**Required task:** Leave out the pictures, then reproduce the rest of the material exactly.

(begin)

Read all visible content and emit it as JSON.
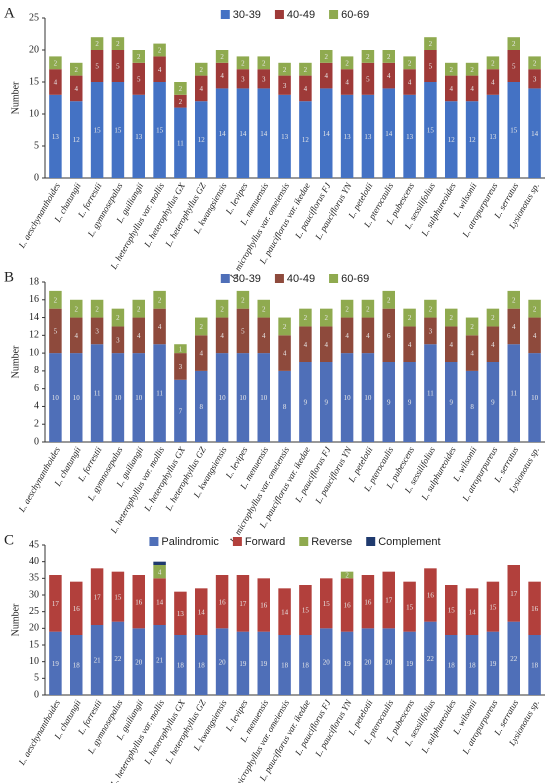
{
  "chart_data": [
    {
      "type": "bar",
      "stacked": true,
      "panel_label": "A",
      "ylabel": "Number",
      "categories": [
        "L. aeschynanthoides",
        "L. chatungii",
        "L. forrestii",
        "L. gymnosepalus",
        "L. guiliangii",
        "L. heterophyllus var. mollis",
        "L. heterophyllus GX",
        "L. heterophyllus GZ",
        "L. kwangsiensis",
        "L. levipes",
        "L. menuensis",
        "L. microphyllus var. omeiensis",
        "L. pauciflorus var. ikedae",
        "L. pauciflorus FJ",
        "L. pauciflorus YN",
        "L. petelotii",
        "L. pterocaulis",
        "L. pubescens",
        "L. sessilifolius",
        "L. sulphureoides",
        "L. wilsonii",
        "L. atropurpureus",
        "L. serratus",
        "Lysionotus sp."
      ],
      "series": [
        {
          "name": "30-39",
          "color": "#4472c4",
          "values": [
            13,
            12,
            15,
            15,
            13,
            15,
            11,
            12,
            14,
            14,
            14,
            13,
            12,
            14,
            13,
            13,
            14,
            13,
            15,
            12,
            12,
            13,
            15,
            14
          ]
        },
        {
          "name": "40-49",
          "color": "#9e3a38",
          "values": [
            4,
            4,
            5,
            5,
            5,
            4,
            2,
            4,
            4,
            3,
            3,
            3,
            4,
            4,
            4,
            5,
            4,
            4,
            5,
            4,
            4,
            4,
            5,
            3
          ]
        },
        {
          "name": "60-69",
          "color": "#8faa4f",
          "values": [
            2,
            2,
            2,
            2,
            2,
            2,
            2,
            2,
            2,
            2,
            2,
            2,
            2,
            2,
            2,
            2,
            2,
            2,
            2,
            2,
            2,
            2,
            2,
            2
          ]
        }
      ],
      "ylim": [
        0,
        25
      ],
      "yticks": [
        0,
        5,
        10,
        15,
        20,
        25
      ],
      "legend": "top"
    },
    {
      "type": "bar",
      "stacked": true,
      "panel_label": "B",
      "ylabel": "Number",
      "categories": [
        "L. aeschynanthoides",
        "L. chatungii",
        "L. forrestii",
        "L. gymnosepalus",
        "L. guiliangii",
        "L. heterophyllus var. mollis",
        "L. heterophyllus GX",
        "L. heterophyllus GZ",
        "L. kwangsiensis",
        "L. levipes",
        "L. menuensis",
        "L. microphyllus var. omeiensis",
        "L. pauciflorus var. ikedae",
        "L. pauciflorus FJ",
        "L. pauciflorus YN",
        "L. petelotii",
        "L. pterocaulis",
        "L. pubescens",
        "L. sessilifolius",
        "L. sulphureoides",
        "L. wilsonii",
        "L. atropurpureus",
        "L. serratus",
        "Lysionotus sp."
      ],
      "series": [
        {
          "name": "30-39",
          "color": "#4f6fb8",
          "values": [
            10,
            10,
            11,
            10,
            10,
            11,
            7,
            8,
            10,
            10,
            10,
            8,
            9,
            9,
            10,
            10,
            9,
            9,
            11,
            9,
            8,
            9,
            11,
            10
          ]
        },
        {
          "name": "40-49",
          "color": "#8e4a3c",
          "values": [
            5,
            4,
            3,
            3,
            4,
            4,
            3,
            4,
            4,
            5,
            4,
            4,
            4,
            4,
            4,
            4,
            6,
            4,
            3,
            4,
            4,
            4,
            4,
            4
          ]
        },
        {
          "name": "60-69",
          "color": "#8faa4f",
          "values": [
            2,
            2,
            2,
            2,
            2,
            2,
            1,
            2,
            2,
            2,
            2,
            2,
            2,
            2,
            2,
            2,
            2,
            2,
            2,
            2,
            2,
            2,
            2,
            2
          ]
        }
      ],
      "ylim": [
        0,
        18
      ],
      "yticks": [
        0,
        2,
        4,
        6,
        8,
        10,
        12,
        14,
        16,
        18
      ],
      "legend": "top"
    },
    {
      "type": "bar",
      "stacked": true,
      "panel_label": "C",
      "ylabel": "Number",
      "categories": [
        "L. aeschynanthoides",
        "L. chatungii",
        "L. forrestii",
        "L. gymnosepalus",
        "L. guiliangii",
        "L. heterophyllus var. mollis",
        "L. heterophyllus GX",
        "L. heterophyllus GZ",
        "L. kwangsiensis",
        "L. levipes",
        "L. menuensis",
        "L. microphyllus var. omeiensis",
        "L. pauciflorus var. ikedae",
        "L. pauciflorus FJ",
        "L. pauciflorus YN",
        "L. petelotii",
        "L. pterocaulis",
        "L. pubescens",
        "L. sessilifolius",
        "L. sulphureoides",
        "L. wilsonii",
        "L. atropurpureus",
        "L. serratus",
        "Lysionotus sp."
      ],
      "series": [
        {
          "name": "Palindromic",
          "color": "#4f6fb8",
          "values": [
            19,
            18,
            21,
            22,
            20,
            21,
            18,
            18,
            20,
            19,
            19,
            18,
            18,
            20,
            19,
            20,
            20,
            19,
            22,
            18,
            18,
            19,
            22,
            18
          ]
        },
        {
          "name": "Forward",
          "color": "#b2403c",
          "values": [
            17,
            16,
            17,
            15,
            16,
            14,
            13,
            14,
            16,
            17,
            16,
            14,
            15,
            15,
            16,
            16,
            17,
            15,
            16,
            15,
            14,
            15,
            17,
            16
          ]
        },
        {
          "name": "Reverse",
          "color": "#8faa4f",
          "values": [
            0,
            0,
            0,
            0,
            0,
            4,
            0,
            0,
            0,
            0,
            0,
            0,
            0,
            0,
            2,
            0,
            0,
            0,
            0,
            0,
            0,
            0,
            0,
            0
          ]
        },
        {
          "name": "Complement",
          "color": "#1f3a6e",
          "values": [
            0,
            0,
            0,
            0,
            0,
            1,
            0,
            0,
            0,
            0,
            0,
            0,
            0,
            0,
            0,
            0,
            0,
            0,
            0,
            0,
            0,
            0,
            0,
            0
          ]
        }
      ],
      "ylim": [
        0,
        45
      ],
      "yticks": [
        0,
        5,
        10,
        15,
        20,
        25,
        30,
        35,
        40,
        45
      ],
      "legend": "top"
    }
  ]
}
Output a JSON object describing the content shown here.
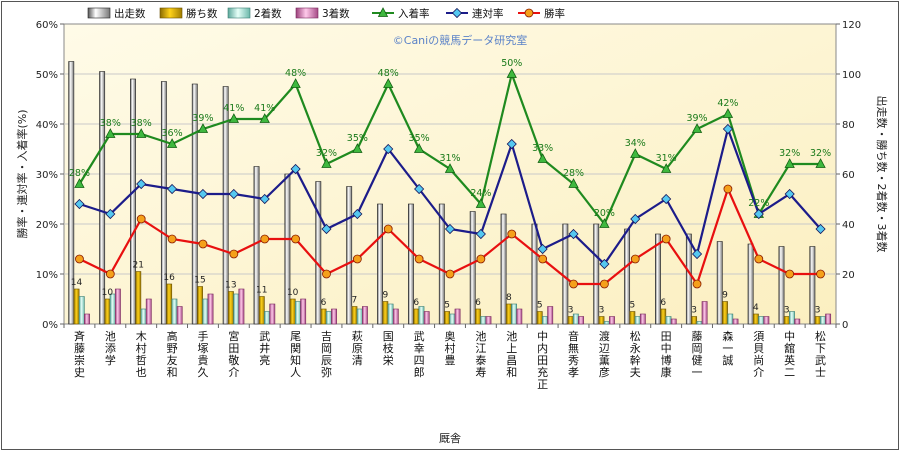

(end)

**Exercise solution:**
Read all visible content and emit it as JSON.
{
  "chart_data": [
    {
      "type": "bar",
      "stacked": true,
      "panel_label": "A",
      "ylabel": "Number",
      "categories": [
        "L. aeschynanthoides",
        "L. chatungii",
        "L. forrestii",
        "L. gymnosepalus",
        "L. guiliangii",
        "L. heterophyllus var. mollis",
        "L. heterophyllus GX",
        "L. heterophyllus GZ",
        "L. kwangsiensis",
        "L. levipes",
        "L. menuensis",
        "L. microphyllus var. omeiensis",
        "L. pauciflorus var. ikedae",
        "L. pauciflorus FJ",
        "L. pauciflorus YN",
        "L. petelotii",
        "L. pterocaulis",
        "L. pubescens",
        "L. sessilifolius",
        "L. sulphureoides",
        "L. wilsonii",
        "L. atropurpureus",
        "L. serratus",
        "Lysionotus sp."
      ],
      "series": [
        {
          "name": "30-39",
          "color": "#4472c4",
          "values": [
            13,
            12,
            15,
            15,
            13,
            15,
            11,
            12,
            14,
            14,
            14,
            13,
            12,
            14,
            13,
            13,
            14,
            13,
            15,
            12,
            12,
            13,
            15,
            14
          ]
        },
        {
          "name": "40-49",
          "color": "#9e3a38",
          "values": [
            4,
            4,
            5,
            5,
            5,
            4,
            2,
            4,
            4,
            3,
            3,
            3,
            4,
            4,
            4,
            5,
            4,
            4,
            5,
            4,
            4,
            4,
            5,
            3
          ]
        },
        {
          "name": "60-69",
          "color": "#8faa4f",
          "values": [
            2,
            2,
            2,
            2,
            2,
            2,
            2,
            2,
            2,
            2,
            2,
            2,
            2,
            2,
            2,
            2,
            2,
            2,
            2,
            2,
            2,
            2,
            2,
            2
          ]
        }
      ],
      "ylim": [
        0,
        25
      ],
      "yticks": [
        0,
        5,
        10,
        15,
        20,
        25
      ],
      "legend": "top"
    },
    {
      "type": "bar",
      "stacked": true,
      "panel_label": "B",
      "ylabel": "Number",
      "categories": [
        "L. aeschynanthoides",
        "L. chatungii",
        "L. forrestii",
        "L. gymnosepalus",
        "L. guiliangii",
        "L. heterophyllus var. mollis",
        "L. heterophyllus GX",
        "L. heterophyllus GZ",
        "L. kwangsiensis",
        "L. levipes",
        "L. menuensis",
        "L. microphyllus var. omeiensis",
        "L. pauciflorus var. ikedae",
        "L. pauciflorus FJ",
        "L. pauciflorus YN",
        "L. petelotii",
        "L. pterocaulis",
        "L. pubescens",
        "L. sessilifolius",
        "L. sulphureoides",
        "L. wilsonii",
        "L. atropurpureus",
        "L. serratus",
        "Lysionotus sp."
      ],
      "series": [
        {
          "name": "30-39",
          "color": "#4f6fb8",
          "values": [
            10,
            10,
            11,
            10,
            10,
            11,
            7,
            8,
            10,
            10,
            10,
            8,
            9,
            9,
            10,
            10,
            9,
            9,
            11,
            9,
            8,
            9,
            11,
            10
          ]
        },
        {
          "name": "40-49",
          "color": "#8e4a3c",
          "values": [
            5,
            4,
            3,
            3,
            4,
            4,
            3,
            4,
            4,
            5,
            4,
            4,
            4,
            4,
            4,
            4,
            6,
            4,
            3,
            4,
            4,
            4,
            4,
            4
          ]
        },
        {
          "name": "60-69",
          "color": "#8faa4f",
          "values": [
            2,
            2,
            2,
            2,
            2,
            2,
            1,
            2,
            2,
            2,
            2,
            2,
            2,
            2,
            2,
            2,
            2,
            2,
            2,
            2,
            2,
            2,
            2,
            2
          ]
        }
      ],
      "ylim": [
        0,
        18
      ],
      "yticks": [
        0,
        2,
        4,
        6,
        8,
        10,
        12,
        14,
        16,
        18
      ],
      "legend": "top"
    },
    {
      "type": "bar",
      "stacked": true,
      "panel_label": "C",
      "ylabel": "Number",
      "categories": [
        "L. aeschynanthoides",
        "L. chatungii",
        "L. forrestii",
        "L. gymnosepalus",
        "L. guiliangii",
        "L. heterophyllus var. mollis",
        "L. heterophyllus GX",
        "L. heterophyllus GZ",
        "L. kwangsiensis",
        "L. levipes",
        "L. menuensis",
        "L. microphyllus var. omeiensis",
        "L. pauciflorus var. ikedae",
        "L. pauciflorus FJ",
        "L. pauciflorus YN",
        "L. petelotii",
        "L. pterocaulis",
        "L. pubescens",
        "L. sessilifolius",
        "L. sulphureoides",
        "L. wilsonii",
        "L. atropurpureus",
        "L. serratus",
        "Lysionotus sp."
      ],
      "series": [
        {
          "name": "Palindromic",
          "color": "#4f6fb8",
          "values": [
            19,
            18,
            21,
            22,
            20,
            21,
            18,
            18,
            20,
            19,
            19,
            18,
            18,
            20,
            19,
            20,
            20,
            19,
            22,
            18,
            18,
            19,
            22,
            18
          ]
        },
        {
          "name": "Forward",
          "color": "#b2403c",
          "values": [
            17,
            16,
            17,
            15,
            16,
            14,
            13,
            14,
            16,
            17,
            16,
            14,
            15,
            15,
            16,
            16,
            17,
            15,
            16,
            15,
            14,
            15,
            17,
            16
          ]
        },
        {
          "name": "Reverse",
          "color": "#8faa4f",
          "values": [
            0,
            0,
            0,
            0,
            0,
            4,
            0,
            0,
            0,
            0,
            0,
            0,
            0,
            0,
            2,
            0,
            0,
            0,
            0,
            0,
            0,
            0,
            0,
            0
          ]
        },
        {
          "name": "Complement",
          "color": "#1f3a6e",
          "values": [
            0,
            0,
            0,
            0,
            0,
            1,
            0,
            0,
            0,
            0,
            0,
            0,
            0,
            0,
            0,
            0,
            0,
            0,
            0,
            0,
            0,
            0,
            0,
            0
          ]
        }
      ],
      "ylim": [
        0,
        45
      ],
      "yticks": [
        0,
        5,
        10,
        15,
        20,
        25,
        30,
        35,
        40,
        45
      ],
      "legend": "top"
    }
  ]
}
Output a JSON object describing the content shown here.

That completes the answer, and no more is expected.